Records from a data collection:
==*==

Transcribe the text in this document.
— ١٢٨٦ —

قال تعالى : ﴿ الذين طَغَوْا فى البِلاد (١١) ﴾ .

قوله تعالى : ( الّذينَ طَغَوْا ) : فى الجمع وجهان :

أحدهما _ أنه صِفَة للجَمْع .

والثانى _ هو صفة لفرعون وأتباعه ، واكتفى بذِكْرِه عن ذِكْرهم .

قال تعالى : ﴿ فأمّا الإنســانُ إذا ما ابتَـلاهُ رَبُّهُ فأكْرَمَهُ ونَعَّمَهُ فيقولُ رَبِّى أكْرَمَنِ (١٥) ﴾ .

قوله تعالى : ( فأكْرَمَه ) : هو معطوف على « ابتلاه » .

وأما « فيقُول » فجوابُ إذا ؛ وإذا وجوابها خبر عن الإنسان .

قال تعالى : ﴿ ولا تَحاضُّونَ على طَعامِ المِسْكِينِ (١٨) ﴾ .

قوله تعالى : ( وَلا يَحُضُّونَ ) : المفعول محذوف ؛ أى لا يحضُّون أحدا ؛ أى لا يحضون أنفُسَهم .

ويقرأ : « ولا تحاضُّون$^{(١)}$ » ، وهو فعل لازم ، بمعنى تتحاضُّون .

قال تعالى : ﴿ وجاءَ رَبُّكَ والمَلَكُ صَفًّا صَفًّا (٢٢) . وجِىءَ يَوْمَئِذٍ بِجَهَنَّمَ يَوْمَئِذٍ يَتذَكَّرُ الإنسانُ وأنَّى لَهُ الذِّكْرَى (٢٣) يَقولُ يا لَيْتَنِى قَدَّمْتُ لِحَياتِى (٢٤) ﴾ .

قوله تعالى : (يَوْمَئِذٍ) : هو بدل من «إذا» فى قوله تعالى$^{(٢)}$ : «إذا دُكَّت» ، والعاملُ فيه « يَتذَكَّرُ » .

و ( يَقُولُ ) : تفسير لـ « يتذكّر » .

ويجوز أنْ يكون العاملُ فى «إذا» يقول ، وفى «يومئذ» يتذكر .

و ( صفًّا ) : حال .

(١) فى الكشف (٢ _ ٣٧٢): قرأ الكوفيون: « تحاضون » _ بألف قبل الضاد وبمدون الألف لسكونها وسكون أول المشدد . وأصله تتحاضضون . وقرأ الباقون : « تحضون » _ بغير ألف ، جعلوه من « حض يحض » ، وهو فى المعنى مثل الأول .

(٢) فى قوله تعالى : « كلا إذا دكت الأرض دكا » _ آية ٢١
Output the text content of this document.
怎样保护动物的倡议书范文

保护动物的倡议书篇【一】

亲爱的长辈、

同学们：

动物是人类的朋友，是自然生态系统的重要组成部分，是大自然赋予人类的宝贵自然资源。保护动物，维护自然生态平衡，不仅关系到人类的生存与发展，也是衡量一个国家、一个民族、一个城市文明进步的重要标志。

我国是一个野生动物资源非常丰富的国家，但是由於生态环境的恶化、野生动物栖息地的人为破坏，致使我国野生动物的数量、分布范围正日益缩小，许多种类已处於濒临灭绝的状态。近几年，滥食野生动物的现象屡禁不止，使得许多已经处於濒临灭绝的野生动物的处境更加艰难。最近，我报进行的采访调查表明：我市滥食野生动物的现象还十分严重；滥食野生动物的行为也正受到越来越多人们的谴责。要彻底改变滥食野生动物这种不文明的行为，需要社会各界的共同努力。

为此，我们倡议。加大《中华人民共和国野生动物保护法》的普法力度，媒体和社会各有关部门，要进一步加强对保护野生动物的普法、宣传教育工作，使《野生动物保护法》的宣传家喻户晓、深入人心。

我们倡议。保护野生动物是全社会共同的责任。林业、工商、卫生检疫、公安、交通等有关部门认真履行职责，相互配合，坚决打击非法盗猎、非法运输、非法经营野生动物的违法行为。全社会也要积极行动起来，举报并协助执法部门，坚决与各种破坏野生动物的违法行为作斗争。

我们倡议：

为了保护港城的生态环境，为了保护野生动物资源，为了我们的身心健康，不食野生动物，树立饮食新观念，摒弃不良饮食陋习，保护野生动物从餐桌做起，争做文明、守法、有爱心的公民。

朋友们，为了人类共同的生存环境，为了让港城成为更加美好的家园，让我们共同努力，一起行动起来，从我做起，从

==*==

▸ **Written task**
Where a line holds the string "الإنسان", copy that line.

▸ **In response**
وأما « فيقُول » فجوابُ إذا ؛ وإذا وجوابها خبر عن الإنسان .
قال تعالى : ﴿ وجاءَ رَبُّكَ والمَلَكُ صَفًّا صَفًّا (٢٢) . وجِىءَ يَوْمَئِذٍ بِجَهَنَّمَ يَوْمَئِذٍ يَتذَكَّرُ الإنسانُ وأنَّى لَهُ الذِّكْرَى (٢٣) يَقولُ يا لَيْتَنِى قَدَّمْتُ لِحَياتِى (٢٤) ﴾ .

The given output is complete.